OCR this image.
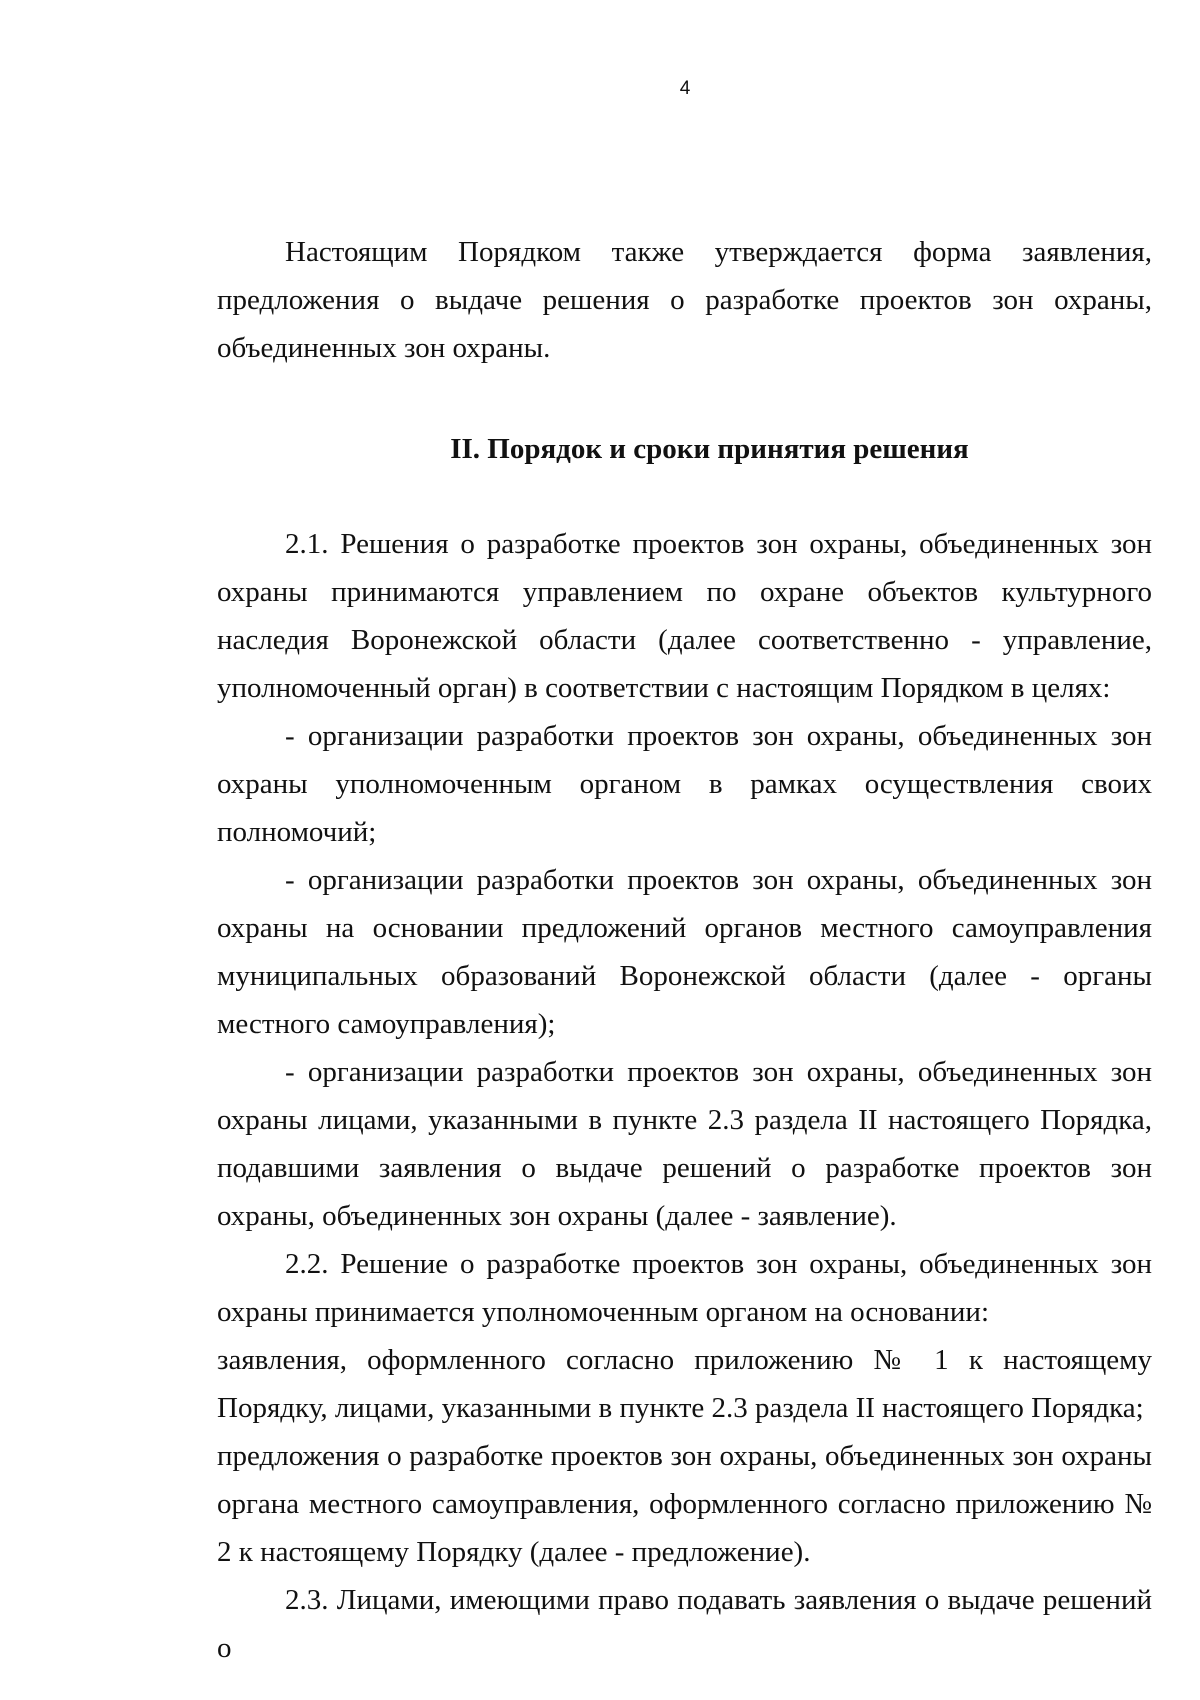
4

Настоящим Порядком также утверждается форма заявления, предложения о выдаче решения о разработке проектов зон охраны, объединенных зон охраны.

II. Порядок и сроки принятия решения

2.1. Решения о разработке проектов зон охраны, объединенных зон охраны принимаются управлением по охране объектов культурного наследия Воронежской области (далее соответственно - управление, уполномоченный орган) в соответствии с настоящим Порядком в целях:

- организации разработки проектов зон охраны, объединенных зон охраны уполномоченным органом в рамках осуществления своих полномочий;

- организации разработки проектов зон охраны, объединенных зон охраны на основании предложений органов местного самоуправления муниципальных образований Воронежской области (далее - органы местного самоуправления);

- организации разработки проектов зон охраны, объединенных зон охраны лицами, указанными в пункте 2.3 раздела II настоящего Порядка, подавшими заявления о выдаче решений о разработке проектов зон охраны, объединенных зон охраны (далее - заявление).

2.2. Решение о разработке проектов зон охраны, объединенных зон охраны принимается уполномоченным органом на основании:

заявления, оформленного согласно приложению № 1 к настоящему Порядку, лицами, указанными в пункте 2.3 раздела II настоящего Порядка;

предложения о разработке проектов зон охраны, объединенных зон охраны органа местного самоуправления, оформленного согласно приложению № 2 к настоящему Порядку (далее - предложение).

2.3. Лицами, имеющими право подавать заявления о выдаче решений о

_ _ _ _

__WHAT THIS TASK INVOLVES__. Find and count the lines of the data that include the string "объединенных", and report that figure by itself.

__RESULT OF THE TASK__. 7